> [WHAT YOU ARE ASKED TO DO] Among the lines below, list those containing the string "sessions".

Excerpts from a figure dataset
[Begin]

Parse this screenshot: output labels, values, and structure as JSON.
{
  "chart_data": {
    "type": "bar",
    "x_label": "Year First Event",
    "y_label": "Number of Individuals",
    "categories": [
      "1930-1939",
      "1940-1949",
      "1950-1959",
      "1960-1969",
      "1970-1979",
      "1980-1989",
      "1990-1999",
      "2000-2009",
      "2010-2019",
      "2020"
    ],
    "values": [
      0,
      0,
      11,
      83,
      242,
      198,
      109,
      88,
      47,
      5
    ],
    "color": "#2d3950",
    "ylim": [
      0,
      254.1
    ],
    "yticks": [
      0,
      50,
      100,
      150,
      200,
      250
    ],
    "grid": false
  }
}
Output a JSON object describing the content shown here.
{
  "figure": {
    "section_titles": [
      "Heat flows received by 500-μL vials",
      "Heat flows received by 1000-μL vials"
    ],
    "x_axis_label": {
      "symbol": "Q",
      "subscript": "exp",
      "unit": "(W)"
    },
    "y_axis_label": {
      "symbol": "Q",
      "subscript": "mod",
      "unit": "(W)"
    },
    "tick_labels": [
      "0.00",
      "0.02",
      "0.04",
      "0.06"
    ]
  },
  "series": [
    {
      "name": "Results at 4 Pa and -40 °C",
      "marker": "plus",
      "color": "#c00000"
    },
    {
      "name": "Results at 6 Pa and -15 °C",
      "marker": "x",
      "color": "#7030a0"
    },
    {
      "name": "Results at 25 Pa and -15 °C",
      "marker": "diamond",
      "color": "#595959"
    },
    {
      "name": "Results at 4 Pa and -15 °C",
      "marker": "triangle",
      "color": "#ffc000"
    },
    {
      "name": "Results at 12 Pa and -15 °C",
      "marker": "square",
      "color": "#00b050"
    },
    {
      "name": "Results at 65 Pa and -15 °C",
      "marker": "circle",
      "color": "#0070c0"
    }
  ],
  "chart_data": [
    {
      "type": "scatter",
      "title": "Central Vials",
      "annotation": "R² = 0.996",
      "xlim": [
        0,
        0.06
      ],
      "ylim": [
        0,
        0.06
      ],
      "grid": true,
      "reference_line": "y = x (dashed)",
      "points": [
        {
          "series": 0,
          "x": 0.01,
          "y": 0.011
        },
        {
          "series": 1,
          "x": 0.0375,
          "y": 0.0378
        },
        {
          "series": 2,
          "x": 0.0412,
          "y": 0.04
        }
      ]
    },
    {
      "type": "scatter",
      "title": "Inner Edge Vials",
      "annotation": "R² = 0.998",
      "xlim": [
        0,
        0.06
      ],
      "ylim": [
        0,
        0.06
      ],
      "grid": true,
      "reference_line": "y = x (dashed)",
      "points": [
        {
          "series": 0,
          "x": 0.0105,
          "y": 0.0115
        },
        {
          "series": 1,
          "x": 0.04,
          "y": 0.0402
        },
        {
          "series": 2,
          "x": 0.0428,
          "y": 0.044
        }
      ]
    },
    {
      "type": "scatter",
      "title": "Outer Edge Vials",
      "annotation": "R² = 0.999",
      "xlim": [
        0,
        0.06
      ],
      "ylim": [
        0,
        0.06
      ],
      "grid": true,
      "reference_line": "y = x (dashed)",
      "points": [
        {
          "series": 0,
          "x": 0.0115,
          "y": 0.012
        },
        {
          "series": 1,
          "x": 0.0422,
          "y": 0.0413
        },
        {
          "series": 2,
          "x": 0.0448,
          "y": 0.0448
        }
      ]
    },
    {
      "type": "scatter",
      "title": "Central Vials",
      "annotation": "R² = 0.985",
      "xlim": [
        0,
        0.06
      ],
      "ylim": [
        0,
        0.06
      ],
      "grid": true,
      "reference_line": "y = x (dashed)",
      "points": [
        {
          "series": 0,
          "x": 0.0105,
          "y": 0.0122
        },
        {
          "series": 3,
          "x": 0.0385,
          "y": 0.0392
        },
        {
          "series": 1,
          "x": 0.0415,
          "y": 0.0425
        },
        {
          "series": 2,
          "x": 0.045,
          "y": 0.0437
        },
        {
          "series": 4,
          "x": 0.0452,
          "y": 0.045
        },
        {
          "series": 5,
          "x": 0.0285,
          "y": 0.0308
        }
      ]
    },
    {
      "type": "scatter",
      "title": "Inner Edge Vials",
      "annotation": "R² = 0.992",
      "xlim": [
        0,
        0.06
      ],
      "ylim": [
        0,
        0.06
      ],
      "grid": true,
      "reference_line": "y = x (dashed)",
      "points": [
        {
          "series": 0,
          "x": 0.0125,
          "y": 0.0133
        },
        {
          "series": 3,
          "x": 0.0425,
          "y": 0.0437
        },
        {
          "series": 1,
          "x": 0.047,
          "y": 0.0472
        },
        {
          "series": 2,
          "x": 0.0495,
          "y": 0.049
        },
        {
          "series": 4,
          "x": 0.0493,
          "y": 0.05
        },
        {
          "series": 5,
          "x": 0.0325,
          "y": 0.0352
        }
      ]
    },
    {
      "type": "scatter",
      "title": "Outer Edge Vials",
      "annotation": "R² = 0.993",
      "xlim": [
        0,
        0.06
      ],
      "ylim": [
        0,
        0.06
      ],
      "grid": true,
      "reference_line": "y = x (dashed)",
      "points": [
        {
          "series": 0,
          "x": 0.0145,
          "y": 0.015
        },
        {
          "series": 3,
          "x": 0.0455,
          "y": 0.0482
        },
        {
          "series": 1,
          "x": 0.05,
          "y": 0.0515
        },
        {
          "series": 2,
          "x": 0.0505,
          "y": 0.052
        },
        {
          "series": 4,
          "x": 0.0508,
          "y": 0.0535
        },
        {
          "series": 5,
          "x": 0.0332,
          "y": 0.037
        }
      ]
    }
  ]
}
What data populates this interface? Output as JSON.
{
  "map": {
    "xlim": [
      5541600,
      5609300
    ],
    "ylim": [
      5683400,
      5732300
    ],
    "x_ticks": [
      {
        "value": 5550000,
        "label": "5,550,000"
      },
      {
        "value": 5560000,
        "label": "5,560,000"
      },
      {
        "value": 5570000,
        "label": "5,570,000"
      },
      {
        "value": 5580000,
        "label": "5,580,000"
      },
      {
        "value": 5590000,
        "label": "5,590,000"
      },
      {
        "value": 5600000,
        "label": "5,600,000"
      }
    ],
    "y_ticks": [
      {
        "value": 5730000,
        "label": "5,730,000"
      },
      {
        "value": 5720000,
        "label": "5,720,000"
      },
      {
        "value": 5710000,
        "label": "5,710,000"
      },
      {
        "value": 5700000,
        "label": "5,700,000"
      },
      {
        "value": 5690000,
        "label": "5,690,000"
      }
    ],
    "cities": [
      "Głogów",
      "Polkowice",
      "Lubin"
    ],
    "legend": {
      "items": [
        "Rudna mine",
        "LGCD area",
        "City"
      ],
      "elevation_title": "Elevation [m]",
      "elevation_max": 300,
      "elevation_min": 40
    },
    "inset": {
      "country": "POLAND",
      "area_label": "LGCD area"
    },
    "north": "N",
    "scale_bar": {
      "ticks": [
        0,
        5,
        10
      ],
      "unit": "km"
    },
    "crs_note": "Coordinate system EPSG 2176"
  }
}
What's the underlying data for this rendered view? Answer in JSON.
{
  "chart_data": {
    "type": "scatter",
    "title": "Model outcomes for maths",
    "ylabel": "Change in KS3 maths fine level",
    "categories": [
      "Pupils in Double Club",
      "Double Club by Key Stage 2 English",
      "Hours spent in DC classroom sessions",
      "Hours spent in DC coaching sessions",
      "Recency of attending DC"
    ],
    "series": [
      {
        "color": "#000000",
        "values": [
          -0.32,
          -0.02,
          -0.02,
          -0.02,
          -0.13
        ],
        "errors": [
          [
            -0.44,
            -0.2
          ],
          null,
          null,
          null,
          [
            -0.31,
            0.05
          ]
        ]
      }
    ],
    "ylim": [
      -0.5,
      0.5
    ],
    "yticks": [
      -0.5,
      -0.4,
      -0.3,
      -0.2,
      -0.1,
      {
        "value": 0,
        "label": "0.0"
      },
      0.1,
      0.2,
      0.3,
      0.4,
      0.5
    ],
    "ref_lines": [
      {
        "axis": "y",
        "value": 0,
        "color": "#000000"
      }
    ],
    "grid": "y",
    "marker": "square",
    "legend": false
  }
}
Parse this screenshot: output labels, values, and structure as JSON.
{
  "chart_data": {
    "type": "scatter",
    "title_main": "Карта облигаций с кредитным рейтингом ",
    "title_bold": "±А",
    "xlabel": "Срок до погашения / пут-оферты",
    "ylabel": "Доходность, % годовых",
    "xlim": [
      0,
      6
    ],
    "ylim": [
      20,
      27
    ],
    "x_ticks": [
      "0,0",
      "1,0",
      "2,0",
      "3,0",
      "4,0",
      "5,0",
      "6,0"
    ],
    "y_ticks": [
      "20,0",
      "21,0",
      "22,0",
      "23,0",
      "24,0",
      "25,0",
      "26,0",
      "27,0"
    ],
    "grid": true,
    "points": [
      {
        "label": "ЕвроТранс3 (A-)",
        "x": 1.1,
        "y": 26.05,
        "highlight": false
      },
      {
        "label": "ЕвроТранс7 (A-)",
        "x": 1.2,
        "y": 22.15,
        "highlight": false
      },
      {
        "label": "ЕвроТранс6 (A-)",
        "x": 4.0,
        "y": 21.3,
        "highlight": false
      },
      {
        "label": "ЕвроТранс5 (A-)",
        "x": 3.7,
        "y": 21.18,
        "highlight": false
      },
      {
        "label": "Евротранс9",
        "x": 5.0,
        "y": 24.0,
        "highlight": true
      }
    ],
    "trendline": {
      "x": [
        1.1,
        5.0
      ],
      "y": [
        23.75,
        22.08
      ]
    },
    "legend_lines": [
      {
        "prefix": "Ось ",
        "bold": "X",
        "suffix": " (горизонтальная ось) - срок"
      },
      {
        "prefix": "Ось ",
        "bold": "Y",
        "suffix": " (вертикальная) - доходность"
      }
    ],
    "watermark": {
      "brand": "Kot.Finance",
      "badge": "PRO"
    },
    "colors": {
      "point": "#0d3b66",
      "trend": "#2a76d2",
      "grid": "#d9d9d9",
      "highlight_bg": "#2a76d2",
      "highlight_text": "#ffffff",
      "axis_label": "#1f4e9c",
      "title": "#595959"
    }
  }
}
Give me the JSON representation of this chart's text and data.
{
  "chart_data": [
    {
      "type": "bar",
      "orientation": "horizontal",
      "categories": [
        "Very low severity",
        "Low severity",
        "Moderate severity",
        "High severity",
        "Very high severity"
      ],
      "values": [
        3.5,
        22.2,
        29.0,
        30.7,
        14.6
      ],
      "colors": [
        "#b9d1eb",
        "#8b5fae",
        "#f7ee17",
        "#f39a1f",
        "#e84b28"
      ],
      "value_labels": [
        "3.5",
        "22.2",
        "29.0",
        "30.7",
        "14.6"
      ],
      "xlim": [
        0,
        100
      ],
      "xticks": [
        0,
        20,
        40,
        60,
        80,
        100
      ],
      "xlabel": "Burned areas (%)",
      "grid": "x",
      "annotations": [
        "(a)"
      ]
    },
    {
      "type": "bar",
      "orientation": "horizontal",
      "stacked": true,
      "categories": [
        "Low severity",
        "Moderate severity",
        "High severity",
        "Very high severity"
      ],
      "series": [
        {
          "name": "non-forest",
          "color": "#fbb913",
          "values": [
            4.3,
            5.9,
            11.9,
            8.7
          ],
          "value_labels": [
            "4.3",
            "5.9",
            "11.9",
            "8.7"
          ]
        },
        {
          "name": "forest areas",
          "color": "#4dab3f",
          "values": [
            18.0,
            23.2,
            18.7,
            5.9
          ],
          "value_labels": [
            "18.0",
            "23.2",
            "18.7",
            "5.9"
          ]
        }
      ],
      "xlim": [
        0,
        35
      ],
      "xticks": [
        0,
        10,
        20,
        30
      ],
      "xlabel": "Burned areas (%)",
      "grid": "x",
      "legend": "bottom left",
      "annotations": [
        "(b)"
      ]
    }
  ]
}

[End]

> [REPLY]
      "Hours spent in DC classroom sessions",
      "Hours spent in DC coaching sessions",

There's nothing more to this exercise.